Extracted information »

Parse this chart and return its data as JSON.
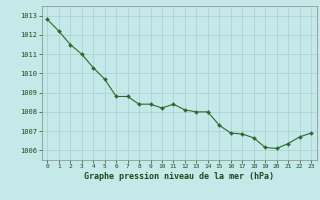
{
  "x": [
    0,
    1,
    2,
    3,
    4,
    5,
    6,
    7,
    8,
    9,
    10,
    11,
    12,
    13,
    14,
    15,
    16,
    17,
    18,
    19,
    20,
    21,
    22,
    23
  ],
  "y": [
    1012.8,
    1012.2,
    1011.5,
    1011.0,
    1010.3,
    1009.7,
    1008.8,
    1008.8,
    1008.4,
    1008.4,
    1008.2,
    1008.4,
    1008.1,
    1008.0,
    1008.0,
    1007.3,
    1006.9,
    1006.85,
    1006.65,
    1006.15,
    1006.1,
    1006.35,
    1006.7,
    1006.9
  ],
  "line_color": "#2d6a2d",
  "marker_color": "#2d6a2d",
  "bg_color": "#c5e8e8",
  "grid_color": "#a8d0d0",
  "axis_label_color": "#1a4a1a",
  "tick_label_color": "#1a4a1a",
  "xlabel": "Graphe pression niveau de la mer (hPa)",
  "ylim_min": 1005.5,
  "ylim_max": 1013.5,
  "xtick_labels": [
    "0",
    "1",
    "2",
    "3",
    "4",
    "5",
    "6",
    "7",
    "8",
    "9",
    "10",
    "11",
    "12",
    "13",
    "14",
    "15",
    "16",
    "17",
    "18",
    "19",
    "20",
    "21",
    "22",
    "23"
  ],
  "ytick_labels": [
    "1006",
    "1007",
    "1008",
    "1009",
    "1010",
    "1011",
    "1012",
    "1013"
  ]
}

Exercise instructions »
Output all of the entries verbatim, leaving out any images.

Right answer »
Parse this chart and return its data as JSON.
{
  "x": [
    0,
    1,
    2,
    3,
    4,
    5,
    6,
    7,
    8,
    9,
    10,
    11,
    12,
    13,
    14,
    15,
    16,
    17,
    18,
    19,
    20,
    21,
    22,
    23
  ],
  "y": [
    1012.8,
    1012.2,
    1011.5,
    1011.0,
    1010.3,
    1009.7,
    1008.8,
    1008.8,
    1008.4,
    1008.4,
    1008.2,
    1008.4,
    1008.1,
    1008.0,
    1008.0,
    1007.3,
    1006.9,
    1006.85,
    1006.65,
    1006.15,
    1006.1,
    1006.35,
    1006.7,
    1006.9
  ],
  "line_color": "#2d6a2d",
  "marker_color": "#2d6a2d",
  "bg_color": "#c5e8e8",
  "grid_color": "#a8d0d0",
  "axis_label_color": "#1a4a1a",
  "tick_label_color": "#1a4a1a",
  "xlabel": "Graphe pression niveau de la mer (hPa)",
  "ylim_min": 1005.5,
  "ylim_max": 1013.5,
  "xtick_labels": [
    "0",
    "1",
    "2",
    "3",
    "4",
    "5",
    "6",
    "7",
    "8",
    "9",
    "10",
    "11",
    "12",
    "13",
    "14",
    "15",
    "16",
    "17",
    "18",
    "19",
    "20",
    "21",
    "22",
    "23"
  ],
  "ytick_labels": [
    "1006",
    "1007",
    "1008",
    "1009",
    "1010",
    "1011",
    "1012",
    "1013"
  ]
}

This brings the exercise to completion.